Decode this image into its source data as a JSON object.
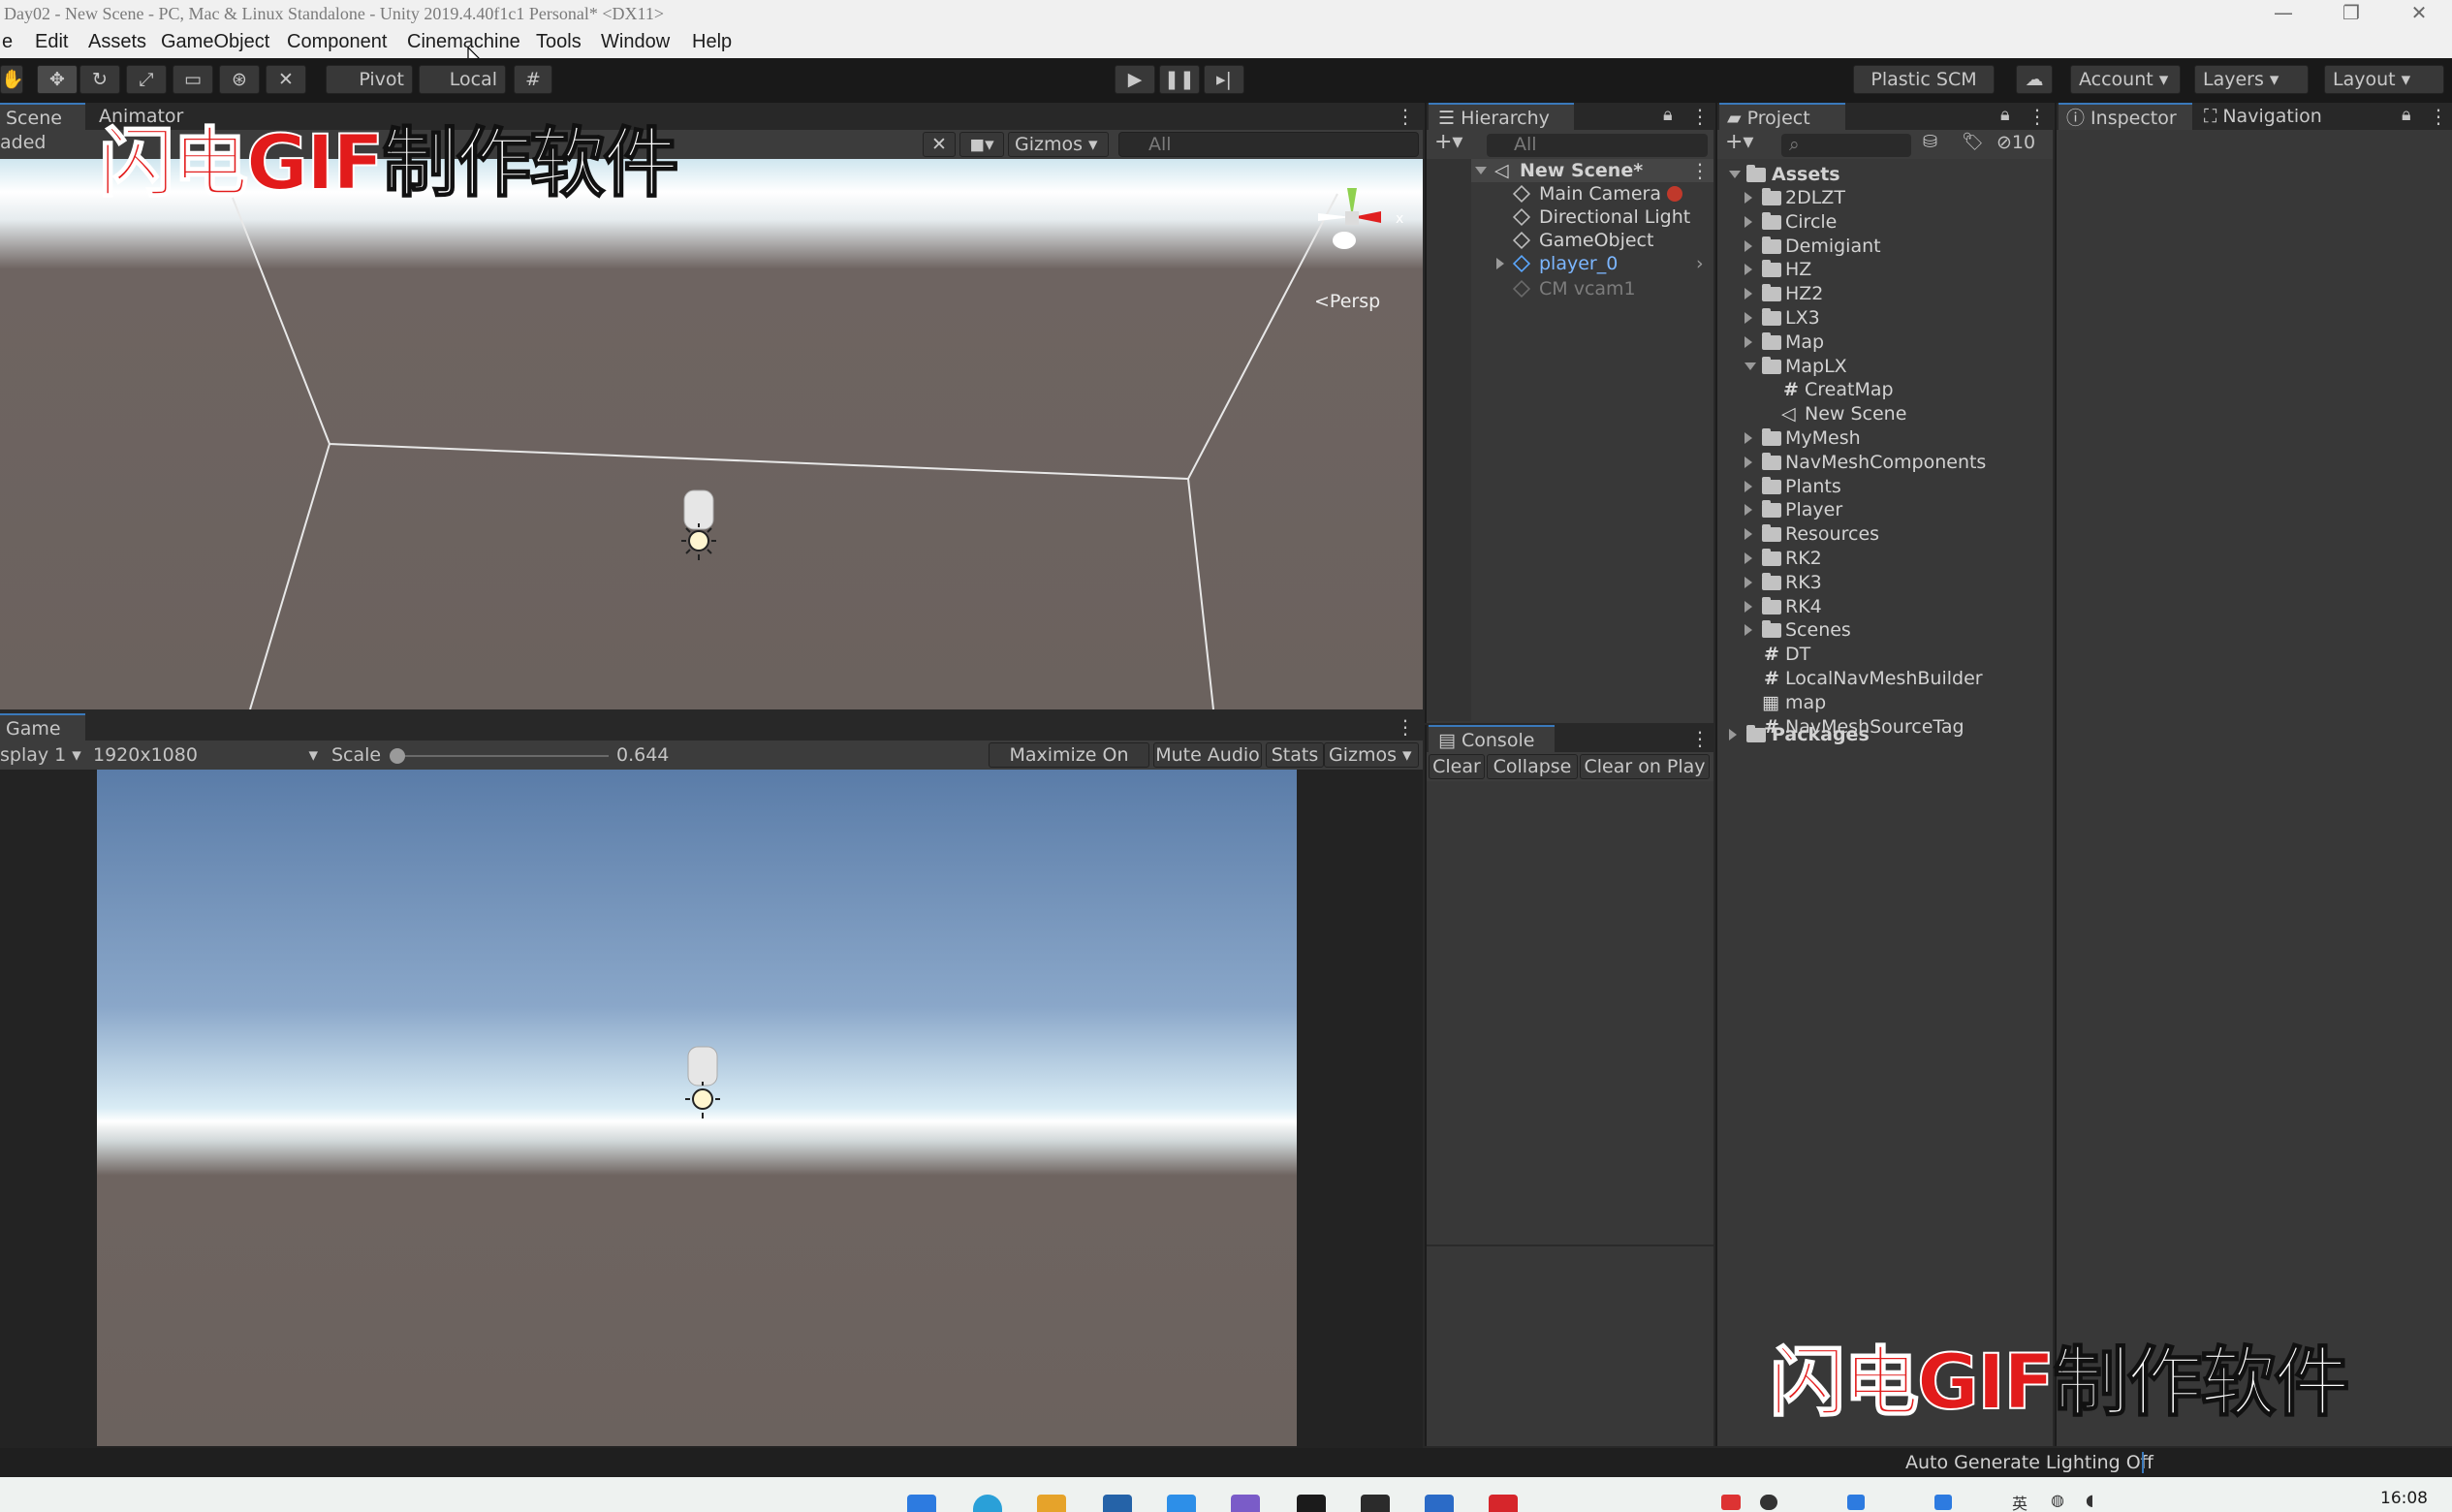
{
  "window": {
    "title": "Day02 - New Scene - PC, Mac & Linux Standalone - Unity 2019.4.40f1c1 Personal* <DX11>",
    "controls": [
      "—",
      "❐",
      "✕"
    ]
  },
  "menu": [
    "e",
    "Edit",
    "Assets",
    "GameObject",
    "Component",
    "Cinemachine",
    "Tools",
    "Window",
    "Help"
  ],
  "toolbar": {
    "pivot": "Pivot",
    "local": "Local",
    "plastic": "Plastic SCM",
    "account": "Account",
    "layers": "Layers",
    "layout": "Layout"
  },
  "scene": {
    "tab_scene": "Scene",
    "tab_animator": "Animator",
    "loaded": "aded",
    "gizmos": "Gizmos",
    "search_placeholder": "All",
    "persp": "Persp"
  },
  "game": {
    "tab": "Game",
    "display": "splay 1",
    "resolution": "1920x1080",
    "scale_label": "Scale",
    "scale_value": "0.644",
    "buttons": [
      "Maximize On Play",
      "Mute Audio",
      "Stats",
      "Gizmos"
    ]
  },
  "hierarchy": {
    "tab": "Hierarchy",
    "search_placeholder": "All",
    "scene": "New Scene*",
    "items": [
      "Main Camera",
      "Directional Light",
      "GameObject",
      "player_0",
      "CM vcam1"
    ]
  },
  "console": {
    "tab": "Console",
    "buttons": [
      "Clear",
      "Collapse",
      "Clear on Play"
    ]
  },
  "project": {
    "tab": "Project",
    "hidden_count": "10",
    "root": "Assets",
    "items": [
      "2DLZT",
      "Circle",
      "Demigiant",
      "HZ",
      "HZ2",
      "LX3",
      "Map",
      "MapLX",
      "CreatMap",
      "New Scene",
      "MyMesh",
      "NavMeshComponents",
      "Plants",
      "Player",
      "Resources",
      "RK2",
      "RK3",
      "RK4",
      "Scenes",
      "DT",
      "LocalNavMeshBuilder",
      "map",
      "NavMeshSourceTag"
    ],
    "packages": "Packages"
  },
  "inspector": {
    "tab_inspector": "Inspector",
    "tab_navigation": "Navigation"
  },
  "status": {
    "lighting": "Auto Generate Lighting Off"
  },
  "watermark": {
    "red": "闪电GIF",
    "white": "制作软件"
  },
  "taskbar": {
    "time": "16:08",
    "lang": "英"
  },
  "colors": {
    "accent_blue": "#3a79bb",
    "panel": "#383838",
    "watermark_red": "#e21b1b"
  }
}
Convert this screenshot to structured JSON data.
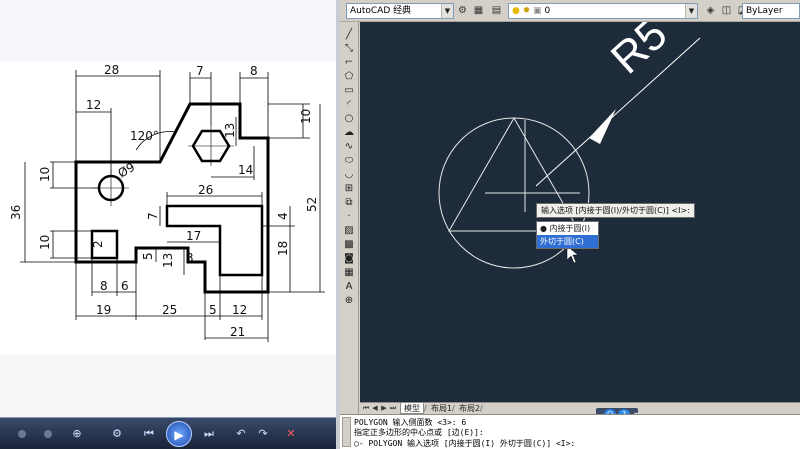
{
  "reference_drawing": {
    "dimensions": {
      "d28": "28",
      "d7_top": "7",
      "d8_top": "8",
      "d12_left": "12",
      "d10_right": "10",
      "d120": "120°",
      "d13_hex": "13",
      "d9_hole": "Ø9",
      "d10_left": "10",
      "d14": "14",
      "d26": "26",
      "d36": "36",
      "d52": "52",
      "d7_mid": "7",
      "d4": "4",
      "d17": "17",
      "d10_bottom": "10",
      "d2": "2",
      "d5_mid": "5",
      "d13_lower": "13",
      "d3": "3",
      "d18": "18",
      "d8_bottom": "8",
      "d6": "6",
      "d19": "19",
      "d25": "25",
      "d5_bottom": "5",
      "d12_bottom": "12",
      "d21": "21"
    }
  },
  "media_player": {
    "buttons": [
      "zoom",
      "settings",
      "rewind",
      "play",
      "forward",
      "undo",
      "redo",
      "close"
    ]
  },
  "autocad": {
    "toolbar": {
      "workspace_combo": "AutoCAD 经典",
      "layer_combo": "0",
      "linetype_combo": "ByLayer"
    },
    "canvas": {
      "dimension_label": "R5",
      "prompt": "输入选项 [内接于圆(I)/外切于圆(C)] <I>:",
      "menu_items": [
        {
          "label": "内接于圆(I)",
          "selected": false
        },
        {
          "label": "外切于圆(C)",
          "selected": true
        }
      ]
    },
    "layout_tabs": [
      "模型",
      "布局1",
      "布局2"
    ],
    "command_lines": [
      "POLYGON 输入侧面数 <3>: 6",
      "指定正多边形的中心点或 [边(E)]:",
      "◯- POLYGON 输入选项 [内接于圆(I) 外切于圆(C)] <I>:"
    ]
  }
}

.....

== Prompt ==
Copy each line of the records containing the string "内接于圆".

== Task solution ==
      "prompt": "输入选项 [内接于圆(I)/外切于圆(C)] <I>:",
          "label": "内接于圆(I)",
      "◯- POLYGON 输入选项 [内接于圆(I) 外切于圆(C)] <I>:"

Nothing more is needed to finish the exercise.